───── Given data

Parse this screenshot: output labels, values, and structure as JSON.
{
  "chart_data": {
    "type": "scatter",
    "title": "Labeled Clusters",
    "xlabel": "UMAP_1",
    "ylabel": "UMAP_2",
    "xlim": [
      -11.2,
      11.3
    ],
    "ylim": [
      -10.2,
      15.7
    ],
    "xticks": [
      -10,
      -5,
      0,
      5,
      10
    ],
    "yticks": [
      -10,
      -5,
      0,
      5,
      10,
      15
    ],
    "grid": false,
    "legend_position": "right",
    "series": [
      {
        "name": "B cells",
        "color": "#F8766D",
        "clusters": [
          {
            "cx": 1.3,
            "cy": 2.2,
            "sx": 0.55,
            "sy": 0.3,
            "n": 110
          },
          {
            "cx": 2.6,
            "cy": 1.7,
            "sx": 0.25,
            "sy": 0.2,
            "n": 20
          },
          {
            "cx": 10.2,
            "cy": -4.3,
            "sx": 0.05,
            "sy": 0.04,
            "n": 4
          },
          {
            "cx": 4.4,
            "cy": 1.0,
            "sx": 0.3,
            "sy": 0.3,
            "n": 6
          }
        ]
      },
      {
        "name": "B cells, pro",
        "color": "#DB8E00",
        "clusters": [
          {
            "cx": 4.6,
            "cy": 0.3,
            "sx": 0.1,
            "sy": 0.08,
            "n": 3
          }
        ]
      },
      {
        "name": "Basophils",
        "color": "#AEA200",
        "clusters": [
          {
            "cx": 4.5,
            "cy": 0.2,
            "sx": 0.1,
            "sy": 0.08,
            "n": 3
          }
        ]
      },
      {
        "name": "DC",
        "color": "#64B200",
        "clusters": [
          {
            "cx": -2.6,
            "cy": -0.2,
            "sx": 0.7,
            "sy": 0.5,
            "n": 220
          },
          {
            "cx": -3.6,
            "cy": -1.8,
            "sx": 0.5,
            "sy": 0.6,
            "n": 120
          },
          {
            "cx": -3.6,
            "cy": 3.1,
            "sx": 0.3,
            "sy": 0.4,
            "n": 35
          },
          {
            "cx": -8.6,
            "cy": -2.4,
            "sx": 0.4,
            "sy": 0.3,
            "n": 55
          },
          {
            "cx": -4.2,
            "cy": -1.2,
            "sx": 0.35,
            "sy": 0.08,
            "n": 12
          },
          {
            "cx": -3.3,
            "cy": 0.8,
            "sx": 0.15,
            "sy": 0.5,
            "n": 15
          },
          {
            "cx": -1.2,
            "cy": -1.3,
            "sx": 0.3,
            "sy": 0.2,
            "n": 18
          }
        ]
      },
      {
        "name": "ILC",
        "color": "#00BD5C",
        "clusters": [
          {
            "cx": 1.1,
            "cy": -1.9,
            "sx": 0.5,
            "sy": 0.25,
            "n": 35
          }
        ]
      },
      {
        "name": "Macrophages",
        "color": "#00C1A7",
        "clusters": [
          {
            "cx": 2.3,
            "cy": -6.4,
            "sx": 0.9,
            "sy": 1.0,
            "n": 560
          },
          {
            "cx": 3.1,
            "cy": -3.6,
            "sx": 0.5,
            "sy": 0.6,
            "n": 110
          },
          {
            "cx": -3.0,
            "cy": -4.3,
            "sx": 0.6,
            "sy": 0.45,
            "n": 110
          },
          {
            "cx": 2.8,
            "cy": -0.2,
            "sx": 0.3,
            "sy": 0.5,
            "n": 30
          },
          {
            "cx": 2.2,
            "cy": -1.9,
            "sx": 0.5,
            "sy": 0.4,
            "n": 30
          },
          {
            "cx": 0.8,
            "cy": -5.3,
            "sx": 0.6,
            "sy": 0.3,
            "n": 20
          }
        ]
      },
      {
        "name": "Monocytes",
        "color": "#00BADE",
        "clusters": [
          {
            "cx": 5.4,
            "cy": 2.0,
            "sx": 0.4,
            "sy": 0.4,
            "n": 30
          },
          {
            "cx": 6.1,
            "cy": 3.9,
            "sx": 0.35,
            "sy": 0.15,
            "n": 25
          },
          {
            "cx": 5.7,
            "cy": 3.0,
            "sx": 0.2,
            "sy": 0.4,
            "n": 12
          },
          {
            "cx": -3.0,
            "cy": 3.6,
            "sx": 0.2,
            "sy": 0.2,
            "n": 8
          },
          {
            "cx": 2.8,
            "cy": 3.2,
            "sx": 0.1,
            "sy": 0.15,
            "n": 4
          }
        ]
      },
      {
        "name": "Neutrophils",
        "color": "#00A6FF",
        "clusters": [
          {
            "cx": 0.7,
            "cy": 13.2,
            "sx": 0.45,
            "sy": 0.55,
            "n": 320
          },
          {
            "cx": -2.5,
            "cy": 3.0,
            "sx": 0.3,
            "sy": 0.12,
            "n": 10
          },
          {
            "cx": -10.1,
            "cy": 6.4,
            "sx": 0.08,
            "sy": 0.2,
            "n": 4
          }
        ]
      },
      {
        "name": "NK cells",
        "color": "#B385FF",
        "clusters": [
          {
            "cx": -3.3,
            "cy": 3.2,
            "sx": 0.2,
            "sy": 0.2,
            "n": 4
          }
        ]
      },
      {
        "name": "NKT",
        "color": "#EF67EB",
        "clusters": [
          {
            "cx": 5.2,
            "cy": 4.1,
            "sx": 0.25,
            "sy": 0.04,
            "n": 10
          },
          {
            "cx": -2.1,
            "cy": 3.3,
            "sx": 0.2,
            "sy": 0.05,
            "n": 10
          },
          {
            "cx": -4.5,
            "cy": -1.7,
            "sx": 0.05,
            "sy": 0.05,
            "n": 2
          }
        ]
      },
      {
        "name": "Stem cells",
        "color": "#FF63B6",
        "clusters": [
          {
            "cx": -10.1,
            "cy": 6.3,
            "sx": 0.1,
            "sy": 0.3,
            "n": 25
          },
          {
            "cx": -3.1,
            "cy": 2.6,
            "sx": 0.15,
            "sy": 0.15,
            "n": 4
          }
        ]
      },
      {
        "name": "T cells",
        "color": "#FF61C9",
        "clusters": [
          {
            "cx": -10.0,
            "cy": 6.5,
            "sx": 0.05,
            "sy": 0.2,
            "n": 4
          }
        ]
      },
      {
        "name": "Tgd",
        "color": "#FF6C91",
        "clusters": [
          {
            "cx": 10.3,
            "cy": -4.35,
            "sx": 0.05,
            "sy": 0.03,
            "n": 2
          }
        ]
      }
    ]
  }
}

──────────

## What you have to do:
Using the records given above, list every line that includes the word "cells".

## Task result:
        "name": "B cells",
        "name": "B cells, pro",
        "name": "NK cells",
        "name": "Stem cells",
        "name": "T cells",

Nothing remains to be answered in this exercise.